(Data records)

---

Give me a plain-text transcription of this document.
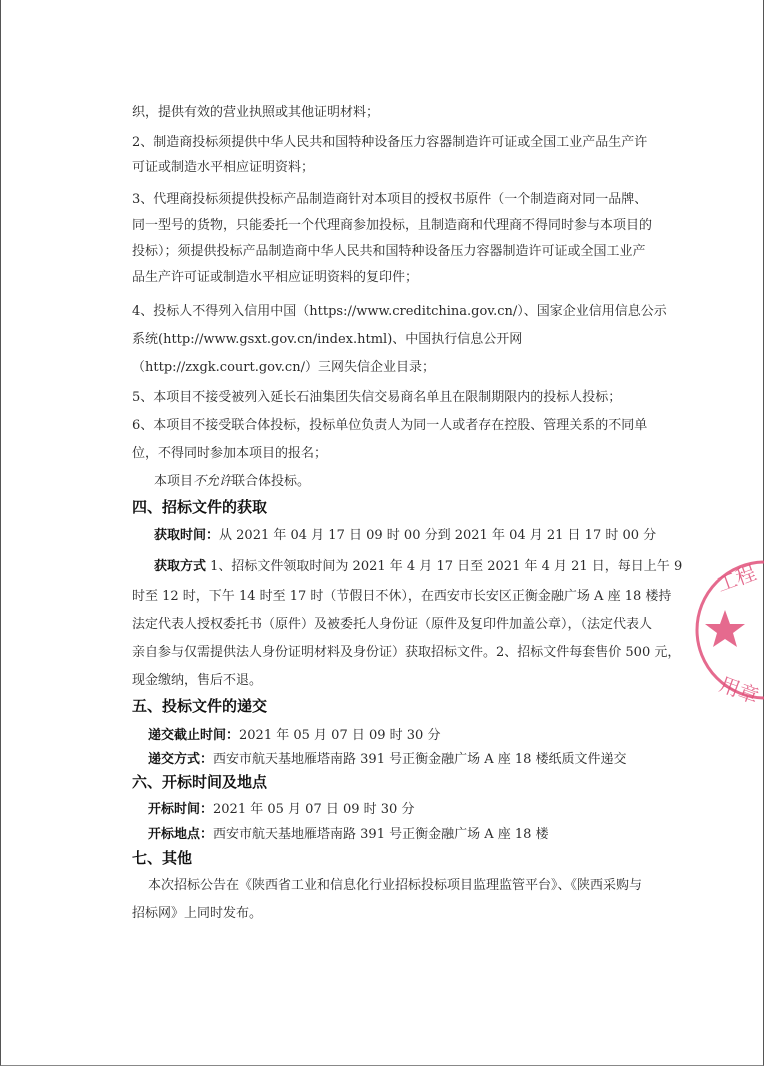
织，提供有效的营业执照或其他证明材料；
2、制造商投标须提供中华人民共和国特种设备压力容器制造许可证或全国工业产品生产许
可证或制造水平相应证明资料；
3、代理商投标须提供投标产品制造商针对本项目的授权书原件（一个制造商对同一品牌、
同一型号的货物，只能委托一个代理商参加投标，且制造商和代理商不得同时参与本项目的
投标）；须提供投标产品制造商中华人民共和国特种设备压力容器制造许可证或全国工业产
品生产许可证或制造水平相应证明资料的复印件；
4、投标人不得列入信用中国（https://www.creditchina.gov.cn/）、国家企业信用信息公示
系统(http://www.gsxt.gov.cn/index.html)、中国执行信息公开网
（http://zxgk.court.gov.cn/）三网失信企业目录；
5、本项目不接受被列入延长石油集团失信交易商名单且在限制期限内的投标人投标；
6、本项目不接受联合体投标，投标单位负责人为同一人或者存在控股、管理关系的不同单
位，不得同时参加本项目的报名；
本项目不允许联合体投标。
四、招标文件的获取
获取时间：从 2021 年 04 月 17 日 09 时 00 分到 2021 年 04 月 21 日 17 时 00 分
获取方式 1、招标文件领取时间为 2021 年 4 月 17 日至 2021 年 4 月 21 日，每日上午 9
时至 12 时，下午 14 时至 17 时（节假日不休），在西安市长安区正衡金融广场 A 座 18 楼持
法定代表人授权委托书（原件）及被委托人身份证（原件及复印件加盖公章），（法定代表人
亲自参与仅需提供法人身份证明材料及身份证）获取招标文件。2、招标文件每套售价 500 元，
现金缴纳，售后不退。
五、投标文件的递交
递交截止时间：2021 年 05 月 07 日 09 时 30 分
递交方式：西安市航天基地雁塔南路 391 号正衡金融广场 A 座 18 楼纸质文件递交
六、开标时间及地点
开标时间：2021 年 05 月 07 日 09 时 30 分
开标地点：西安市航天基地雁塔南路 391 号正衡金融广场 A 座 18 楼
七、其他
本次招标公告在《陕西省工业和信息化行业招标投标项目监理监管平台》、《陕西采购与
招标网》上同时发布。
工程
用章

---

Task goal:
Go over the data above and copy every line that has the word "号正衡金融广场" in it.

Complete answer:
递交方式：西安市航天基地雁塔南路 391 号正衡金融广场 A 座 18 楼纸质文件递交
开标地点：西安市航天基地雁塔南路 391 号正衡金融广场 A 座 18 楼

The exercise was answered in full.